• WORK TO BE COMPLETED
Make an exact copy of the lines below.

[begin SUPPLIED ENTRIES]

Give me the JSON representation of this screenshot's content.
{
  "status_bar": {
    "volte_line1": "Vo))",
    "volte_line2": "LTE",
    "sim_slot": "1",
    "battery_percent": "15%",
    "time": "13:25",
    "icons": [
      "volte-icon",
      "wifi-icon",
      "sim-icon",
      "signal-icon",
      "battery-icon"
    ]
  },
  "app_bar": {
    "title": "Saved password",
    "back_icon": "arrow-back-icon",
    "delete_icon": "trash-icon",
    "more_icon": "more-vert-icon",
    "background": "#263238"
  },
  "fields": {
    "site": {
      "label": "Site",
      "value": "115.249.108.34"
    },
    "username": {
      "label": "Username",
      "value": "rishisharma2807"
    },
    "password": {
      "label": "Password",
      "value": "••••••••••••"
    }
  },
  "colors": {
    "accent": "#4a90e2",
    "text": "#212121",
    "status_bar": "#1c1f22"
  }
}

[end SUPPLIED ENTRIES]

• OUTPUT BELOW
Give me the JSON representation of this screenshot's content.
{
  "status_bar": {
    "volte_line1": "Vo))",
    "volte_line2": "LTE",
    "sim_slot": "1",
    "battery_percent": "15%",
    "time": "13:25",
    "icons": [
      "volte-icon",
      "wifi-icon",
      "sim-icon",
      "signal-icon",
      "battery-icon"
    ]
  },
  "app_bar": {
    "title": "Saved password",
    "back_icon": "arrow-back-icon",
    "delete_icon": "trash-icon",
    "more_icon": "more-vert-icon",
    "background": "#263238"
  },
  "fields": {
    "site": {
      "label": "Site",
      "value": "115.249.108.34"
    },
    "username": {
      "label": "Username",
      "value": "rishisharma2807"
    },
    "password": {
      "label": "Password",
      "value": "••••••••••••"
    }
  },
  "colors": {
    "accent": "#4a90e2",
    "text": "#212121",
    "status_bar": "#1c1f22"
  }
}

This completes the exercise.